═══ DATA SUPPLIED

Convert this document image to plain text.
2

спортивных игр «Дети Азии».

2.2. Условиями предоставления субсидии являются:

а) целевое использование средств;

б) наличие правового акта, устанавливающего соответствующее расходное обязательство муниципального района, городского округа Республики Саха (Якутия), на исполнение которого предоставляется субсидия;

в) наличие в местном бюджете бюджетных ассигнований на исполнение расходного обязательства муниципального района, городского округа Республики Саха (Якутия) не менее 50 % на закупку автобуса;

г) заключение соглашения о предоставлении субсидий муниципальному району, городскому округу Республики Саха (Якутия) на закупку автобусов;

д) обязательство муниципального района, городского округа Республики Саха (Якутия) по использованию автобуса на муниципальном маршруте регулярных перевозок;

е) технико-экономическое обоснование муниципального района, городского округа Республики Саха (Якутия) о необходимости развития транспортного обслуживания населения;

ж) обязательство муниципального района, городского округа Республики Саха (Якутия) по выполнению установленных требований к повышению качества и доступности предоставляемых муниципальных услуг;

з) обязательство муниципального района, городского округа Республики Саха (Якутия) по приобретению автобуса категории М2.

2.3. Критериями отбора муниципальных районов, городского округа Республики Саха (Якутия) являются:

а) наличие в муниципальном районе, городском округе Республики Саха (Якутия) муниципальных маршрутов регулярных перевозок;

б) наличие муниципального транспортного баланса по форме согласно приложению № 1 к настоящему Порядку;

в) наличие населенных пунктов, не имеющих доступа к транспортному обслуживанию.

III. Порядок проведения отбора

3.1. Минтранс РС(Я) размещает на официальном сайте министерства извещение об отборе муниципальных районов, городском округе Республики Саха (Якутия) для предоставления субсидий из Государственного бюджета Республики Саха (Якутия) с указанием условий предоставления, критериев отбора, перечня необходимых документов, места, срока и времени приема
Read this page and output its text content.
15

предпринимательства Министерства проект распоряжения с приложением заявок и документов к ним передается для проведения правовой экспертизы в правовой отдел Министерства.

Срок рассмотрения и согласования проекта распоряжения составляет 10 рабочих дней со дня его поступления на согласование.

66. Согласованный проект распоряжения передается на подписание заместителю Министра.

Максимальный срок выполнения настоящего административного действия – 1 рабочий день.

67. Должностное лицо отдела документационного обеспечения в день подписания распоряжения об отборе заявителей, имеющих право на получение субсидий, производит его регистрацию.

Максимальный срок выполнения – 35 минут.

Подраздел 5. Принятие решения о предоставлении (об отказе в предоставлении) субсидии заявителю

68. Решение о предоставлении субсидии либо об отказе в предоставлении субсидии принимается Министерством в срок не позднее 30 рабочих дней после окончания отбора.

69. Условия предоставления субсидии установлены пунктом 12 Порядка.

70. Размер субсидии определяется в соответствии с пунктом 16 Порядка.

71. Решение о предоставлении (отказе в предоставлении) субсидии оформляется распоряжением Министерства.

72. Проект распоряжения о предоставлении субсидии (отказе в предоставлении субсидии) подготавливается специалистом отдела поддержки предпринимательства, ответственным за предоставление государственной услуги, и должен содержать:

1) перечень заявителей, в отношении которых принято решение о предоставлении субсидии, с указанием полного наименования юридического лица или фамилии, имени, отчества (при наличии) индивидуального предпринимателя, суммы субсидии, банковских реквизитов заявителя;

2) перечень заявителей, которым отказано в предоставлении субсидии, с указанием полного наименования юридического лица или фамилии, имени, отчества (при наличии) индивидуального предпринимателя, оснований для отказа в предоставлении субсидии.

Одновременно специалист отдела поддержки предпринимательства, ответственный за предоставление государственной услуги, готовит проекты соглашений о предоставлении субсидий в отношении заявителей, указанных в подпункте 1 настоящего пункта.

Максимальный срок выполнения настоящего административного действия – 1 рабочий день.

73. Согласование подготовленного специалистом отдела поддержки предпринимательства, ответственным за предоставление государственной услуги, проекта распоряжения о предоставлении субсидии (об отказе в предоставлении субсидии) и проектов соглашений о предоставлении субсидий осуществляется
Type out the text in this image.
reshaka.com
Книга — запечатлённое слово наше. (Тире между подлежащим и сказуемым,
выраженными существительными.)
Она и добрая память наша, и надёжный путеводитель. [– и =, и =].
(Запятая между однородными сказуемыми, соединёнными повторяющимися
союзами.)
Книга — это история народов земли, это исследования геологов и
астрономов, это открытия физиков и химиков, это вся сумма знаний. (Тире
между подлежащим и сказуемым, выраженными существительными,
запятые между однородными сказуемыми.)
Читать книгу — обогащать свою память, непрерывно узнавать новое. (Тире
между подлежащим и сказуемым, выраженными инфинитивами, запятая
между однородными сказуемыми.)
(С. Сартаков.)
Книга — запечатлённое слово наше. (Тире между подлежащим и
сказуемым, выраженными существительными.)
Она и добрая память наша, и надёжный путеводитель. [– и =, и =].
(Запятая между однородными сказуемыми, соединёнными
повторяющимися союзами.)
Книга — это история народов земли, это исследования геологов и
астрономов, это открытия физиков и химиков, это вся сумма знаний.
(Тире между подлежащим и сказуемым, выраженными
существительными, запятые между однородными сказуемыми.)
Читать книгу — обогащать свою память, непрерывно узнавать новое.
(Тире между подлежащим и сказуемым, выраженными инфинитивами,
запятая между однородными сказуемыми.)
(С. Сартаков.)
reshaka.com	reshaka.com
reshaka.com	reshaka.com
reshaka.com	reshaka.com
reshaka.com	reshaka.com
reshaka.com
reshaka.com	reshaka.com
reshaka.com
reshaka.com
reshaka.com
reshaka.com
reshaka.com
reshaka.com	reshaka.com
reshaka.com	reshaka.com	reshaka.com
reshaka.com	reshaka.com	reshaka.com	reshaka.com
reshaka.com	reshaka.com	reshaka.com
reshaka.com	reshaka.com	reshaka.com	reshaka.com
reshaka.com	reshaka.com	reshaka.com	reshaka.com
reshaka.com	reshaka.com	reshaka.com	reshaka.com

══════

◆ THE REQUEST
Identify each line holding the string "ответственным", and copy it out.

◆ THE RESPONSE
72. Проект распоряжения о предоставлении субсидии (отказе в предоставлении субсидии) подготавливается специалистом отдела поддержки предпринимательства, ответственным за предоставление государственной услуги, и должен содержать:
73. Согласование подготовленного специалистом отдела поддержки предпринимательства, ответственным за предоставление государственной услуги, проекта распоряжения о предоставлении субсидии (об отказе в предоставлении субсидии) и проектов соглашений о предоставлении субсидий осуществляется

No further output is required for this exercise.